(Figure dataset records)
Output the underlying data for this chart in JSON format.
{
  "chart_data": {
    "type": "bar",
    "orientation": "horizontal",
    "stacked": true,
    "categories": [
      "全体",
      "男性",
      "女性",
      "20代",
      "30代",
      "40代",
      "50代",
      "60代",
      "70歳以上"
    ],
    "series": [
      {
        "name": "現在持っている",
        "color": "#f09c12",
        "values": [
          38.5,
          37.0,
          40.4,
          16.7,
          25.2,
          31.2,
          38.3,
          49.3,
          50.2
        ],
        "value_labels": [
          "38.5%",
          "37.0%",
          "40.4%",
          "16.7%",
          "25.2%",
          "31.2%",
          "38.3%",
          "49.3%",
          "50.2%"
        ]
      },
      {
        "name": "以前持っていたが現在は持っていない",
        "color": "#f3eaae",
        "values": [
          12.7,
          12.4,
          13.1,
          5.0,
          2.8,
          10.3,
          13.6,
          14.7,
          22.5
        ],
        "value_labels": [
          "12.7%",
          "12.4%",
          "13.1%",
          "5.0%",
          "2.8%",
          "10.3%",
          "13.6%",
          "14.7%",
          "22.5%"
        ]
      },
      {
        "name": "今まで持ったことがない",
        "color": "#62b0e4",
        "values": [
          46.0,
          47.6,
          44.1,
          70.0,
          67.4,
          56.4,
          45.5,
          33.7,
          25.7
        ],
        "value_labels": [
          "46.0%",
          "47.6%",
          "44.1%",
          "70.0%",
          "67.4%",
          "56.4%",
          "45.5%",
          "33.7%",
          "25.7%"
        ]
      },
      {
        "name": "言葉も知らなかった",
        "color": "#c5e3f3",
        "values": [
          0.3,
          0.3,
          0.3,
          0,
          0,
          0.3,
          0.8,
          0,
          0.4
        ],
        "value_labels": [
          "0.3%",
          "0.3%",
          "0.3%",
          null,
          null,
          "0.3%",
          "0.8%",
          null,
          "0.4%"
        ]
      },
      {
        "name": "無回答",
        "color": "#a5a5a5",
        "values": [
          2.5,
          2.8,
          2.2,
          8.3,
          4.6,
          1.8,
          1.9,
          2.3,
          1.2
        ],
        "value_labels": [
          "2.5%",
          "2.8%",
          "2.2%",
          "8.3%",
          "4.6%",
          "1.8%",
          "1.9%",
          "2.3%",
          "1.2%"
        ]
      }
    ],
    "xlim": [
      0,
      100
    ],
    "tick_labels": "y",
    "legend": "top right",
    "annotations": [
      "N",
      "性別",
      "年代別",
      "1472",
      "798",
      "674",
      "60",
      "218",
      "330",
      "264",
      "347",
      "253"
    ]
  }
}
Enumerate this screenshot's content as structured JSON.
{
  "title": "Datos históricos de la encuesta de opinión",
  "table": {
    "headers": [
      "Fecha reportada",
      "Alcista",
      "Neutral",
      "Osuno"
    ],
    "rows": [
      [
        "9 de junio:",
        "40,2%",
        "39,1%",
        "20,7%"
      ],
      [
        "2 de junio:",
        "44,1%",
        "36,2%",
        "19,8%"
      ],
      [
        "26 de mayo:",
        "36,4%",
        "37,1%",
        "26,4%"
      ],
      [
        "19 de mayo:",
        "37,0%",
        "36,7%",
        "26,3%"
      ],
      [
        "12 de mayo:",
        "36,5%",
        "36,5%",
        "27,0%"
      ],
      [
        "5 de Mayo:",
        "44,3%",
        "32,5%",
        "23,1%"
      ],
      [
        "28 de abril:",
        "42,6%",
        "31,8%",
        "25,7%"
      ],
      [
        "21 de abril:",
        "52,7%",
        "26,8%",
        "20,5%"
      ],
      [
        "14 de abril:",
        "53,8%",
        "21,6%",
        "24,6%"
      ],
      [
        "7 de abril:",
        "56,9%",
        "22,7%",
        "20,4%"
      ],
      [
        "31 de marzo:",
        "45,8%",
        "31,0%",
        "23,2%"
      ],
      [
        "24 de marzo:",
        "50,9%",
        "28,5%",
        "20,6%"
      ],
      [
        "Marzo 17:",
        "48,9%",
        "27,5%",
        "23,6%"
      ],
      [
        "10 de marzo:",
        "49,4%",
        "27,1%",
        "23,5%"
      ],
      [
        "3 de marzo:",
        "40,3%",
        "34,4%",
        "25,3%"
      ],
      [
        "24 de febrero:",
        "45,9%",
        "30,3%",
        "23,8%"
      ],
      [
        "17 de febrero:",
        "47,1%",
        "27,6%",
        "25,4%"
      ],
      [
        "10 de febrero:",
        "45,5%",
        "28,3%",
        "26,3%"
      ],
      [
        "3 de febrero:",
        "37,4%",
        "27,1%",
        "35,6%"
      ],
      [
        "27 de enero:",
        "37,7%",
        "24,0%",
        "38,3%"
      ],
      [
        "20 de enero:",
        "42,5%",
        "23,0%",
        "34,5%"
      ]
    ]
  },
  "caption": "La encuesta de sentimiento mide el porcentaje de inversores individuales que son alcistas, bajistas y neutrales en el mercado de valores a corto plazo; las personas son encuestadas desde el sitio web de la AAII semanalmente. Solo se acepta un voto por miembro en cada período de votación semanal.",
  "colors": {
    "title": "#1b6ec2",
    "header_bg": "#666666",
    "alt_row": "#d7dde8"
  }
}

Set exercise: Read through the entries and copy every line that includes "this".

Solved exercise:
Output the underlying data for this chart in JSON format.
Enumerate this screenshot's content as structured JSON.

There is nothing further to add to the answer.